- **YOUR GOAL**
Scan the records for the string "trend"; copy each line where it occurs.

+++ DATASET RECORDS

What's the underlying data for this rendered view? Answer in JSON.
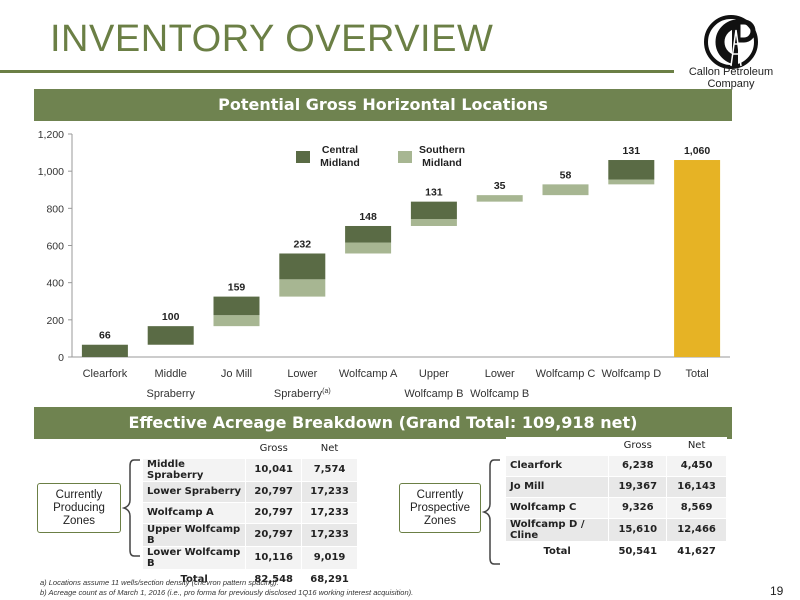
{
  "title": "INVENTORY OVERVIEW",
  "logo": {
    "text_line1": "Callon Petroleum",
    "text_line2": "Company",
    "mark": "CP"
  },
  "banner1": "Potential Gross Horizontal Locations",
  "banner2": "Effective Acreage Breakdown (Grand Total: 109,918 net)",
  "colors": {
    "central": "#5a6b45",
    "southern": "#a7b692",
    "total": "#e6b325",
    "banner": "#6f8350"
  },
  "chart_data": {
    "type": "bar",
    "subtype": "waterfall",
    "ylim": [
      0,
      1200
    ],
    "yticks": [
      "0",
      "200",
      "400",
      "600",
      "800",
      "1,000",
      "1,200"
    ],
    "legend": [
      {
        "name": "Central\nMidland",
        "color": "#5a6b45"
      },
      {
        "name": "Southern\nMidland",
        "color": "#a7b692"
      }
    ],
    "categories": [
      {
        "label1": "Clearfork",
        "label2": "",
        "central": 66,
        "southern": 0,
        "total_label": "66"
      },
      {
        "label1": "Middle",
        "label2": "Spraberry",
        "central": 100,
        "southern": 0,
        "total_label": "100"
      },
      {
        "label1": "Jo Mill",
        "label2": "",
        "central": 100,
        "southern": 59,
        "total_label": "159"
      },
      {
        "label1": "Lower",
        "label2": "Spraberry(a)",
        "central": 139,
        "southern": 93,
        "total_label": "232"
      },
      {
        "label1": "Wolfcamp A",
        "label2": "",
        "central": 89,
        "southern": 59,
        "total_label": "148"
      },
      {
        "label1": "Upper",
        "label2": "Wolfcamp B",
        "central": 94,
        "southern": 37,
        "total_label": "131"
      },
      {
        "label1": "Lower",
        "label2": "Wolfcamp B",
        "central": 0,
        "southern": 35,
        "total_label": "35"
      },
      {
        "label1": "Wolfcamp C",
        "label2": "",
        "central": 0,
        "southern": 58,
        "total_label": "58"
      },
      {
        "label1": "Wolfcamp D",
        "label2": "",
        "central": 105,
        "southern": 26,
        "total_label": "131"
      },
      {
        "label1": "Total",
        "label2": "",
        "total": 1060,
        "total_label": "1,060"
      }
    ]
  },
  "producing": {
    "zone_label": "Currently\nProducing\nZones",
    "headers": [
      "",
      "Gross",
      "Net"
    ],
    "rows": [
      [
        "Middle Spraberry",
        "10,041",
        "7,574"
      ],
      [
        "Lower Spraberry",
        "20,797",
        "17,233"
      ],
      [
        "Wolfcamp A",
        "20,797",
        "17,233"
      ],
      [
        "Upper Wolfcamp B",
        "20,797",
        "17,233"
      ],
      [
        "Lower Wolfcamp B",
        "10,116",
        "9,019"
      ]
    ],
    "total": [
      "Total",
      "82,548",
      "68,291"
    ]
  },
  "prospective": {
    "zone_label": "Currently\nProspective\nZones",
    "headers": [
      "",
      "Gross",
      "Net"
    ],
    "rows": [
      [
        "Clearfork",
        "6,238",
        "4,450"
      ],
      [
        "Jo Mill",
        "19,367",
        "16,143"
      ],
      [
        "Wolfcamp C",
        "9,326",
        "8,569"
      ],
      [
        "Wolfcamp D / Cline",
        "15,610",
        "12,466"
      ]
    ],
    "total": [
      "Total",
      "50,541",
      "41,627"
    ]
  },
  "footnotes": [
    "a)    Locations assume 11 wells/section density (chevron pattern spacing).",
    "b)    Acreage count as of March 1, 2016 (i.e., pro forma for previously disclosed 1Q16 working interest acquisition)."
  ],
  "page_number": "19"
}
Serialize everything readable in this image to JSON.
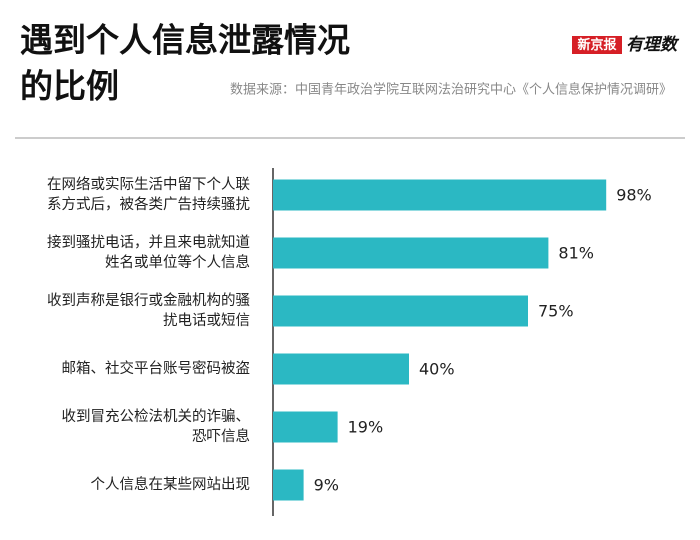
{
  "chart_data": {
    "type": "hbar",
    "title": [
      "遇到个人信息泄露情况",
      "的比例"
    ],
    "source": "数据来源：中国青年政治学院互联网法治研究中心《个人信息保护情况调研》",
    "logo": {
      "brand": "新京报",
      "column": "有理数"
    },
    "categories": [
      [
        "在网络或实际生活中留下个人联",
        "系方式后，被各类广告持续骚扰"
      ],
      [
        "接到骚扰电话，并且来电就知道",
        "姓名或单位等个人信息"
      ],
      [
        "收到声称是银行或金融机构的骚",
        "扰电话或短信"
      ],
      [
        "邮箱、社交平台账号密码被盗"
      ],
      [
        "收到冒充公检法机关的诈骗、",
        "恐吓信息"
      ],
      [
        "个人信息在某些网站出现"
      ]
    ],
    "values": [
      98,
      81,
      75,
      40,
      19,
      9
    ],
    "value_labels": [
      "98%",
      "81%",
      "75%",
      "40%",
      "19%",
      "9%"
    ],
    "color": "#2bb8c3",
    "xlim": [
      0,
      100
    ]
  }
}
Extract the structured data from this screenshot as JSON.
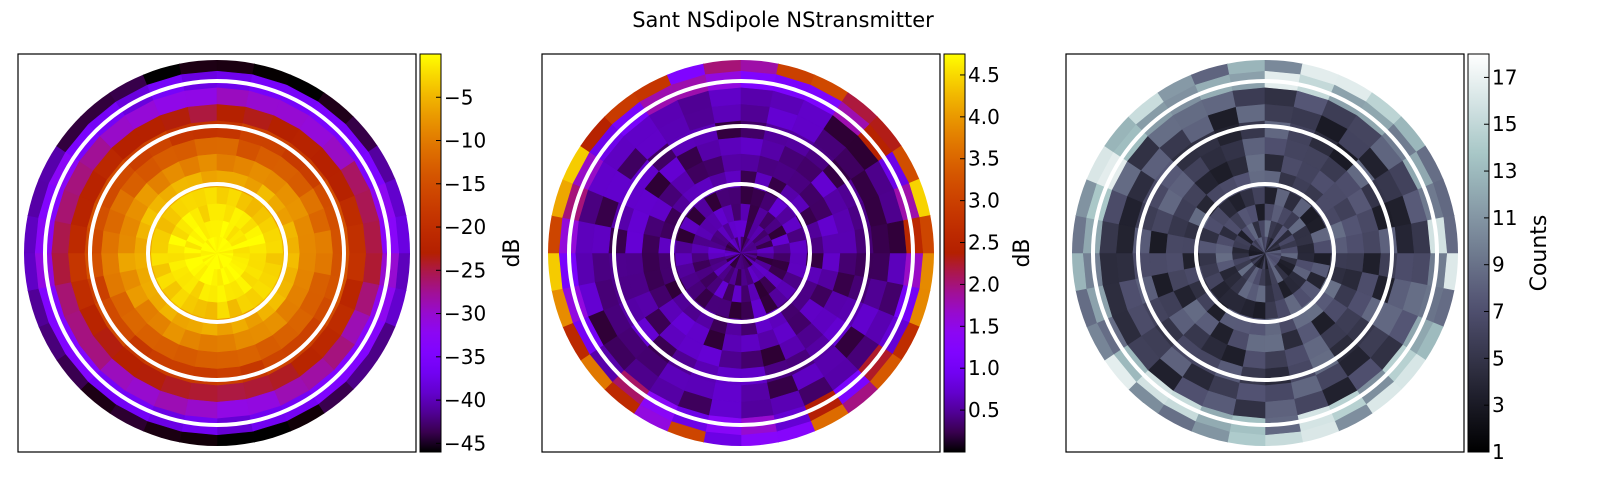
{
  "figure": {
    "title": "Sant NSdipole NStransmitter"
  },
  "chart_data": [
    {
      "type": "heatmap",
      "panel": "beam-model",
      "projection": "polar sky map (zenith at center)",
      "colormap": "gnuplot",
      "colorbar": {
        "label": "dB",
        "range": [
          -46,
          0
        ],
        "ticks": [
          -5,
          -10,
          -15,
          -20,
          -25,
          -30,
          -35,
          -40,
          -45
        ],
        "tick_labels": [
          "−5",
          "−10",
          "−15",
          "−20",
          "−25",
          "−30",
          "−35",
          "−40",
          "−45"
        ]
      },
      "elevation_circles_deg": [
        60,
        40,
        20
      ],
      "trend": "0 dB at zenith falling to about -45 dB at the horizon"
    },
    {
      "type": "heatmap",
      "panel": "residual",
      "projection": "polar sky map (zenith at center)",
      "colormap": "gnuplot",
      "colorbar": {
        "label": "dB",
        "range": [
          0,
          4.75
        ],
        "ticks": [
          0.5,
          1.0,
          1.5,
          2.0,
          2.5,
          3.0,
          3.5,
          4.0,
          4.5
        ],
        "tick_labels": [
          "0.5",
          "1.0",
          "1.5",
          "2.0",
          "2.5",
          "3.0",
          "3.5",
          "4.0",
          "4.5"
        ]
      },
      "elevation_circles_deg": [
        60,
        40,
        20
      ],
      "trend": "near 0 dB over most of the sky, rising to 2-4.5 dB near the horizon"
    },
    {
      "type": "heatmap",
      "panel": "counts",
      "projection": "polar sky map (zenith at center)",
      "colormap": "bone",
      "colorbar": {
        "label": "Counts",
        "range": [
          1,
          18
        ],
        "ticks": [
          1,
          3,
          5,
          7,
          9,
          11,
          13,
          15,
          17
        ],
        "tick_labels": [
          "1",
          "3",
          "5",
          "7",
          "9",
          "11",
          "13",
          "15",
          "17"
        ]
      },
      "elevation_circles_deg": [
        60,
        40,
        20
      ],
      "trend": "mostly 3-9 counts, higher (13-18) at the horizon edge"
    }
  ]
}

++++++

- **ANSWER TO THIS EXERCISE**
      "trend": "0 dB at zenith falling to about -45 dB at the horizon"
      "trend": "near 0 dB over most of the sky, rising to 2-4.5 dB near the horizon"
      "trend": "mostly 3-9 counts, higher (13-18) at the horizon edge"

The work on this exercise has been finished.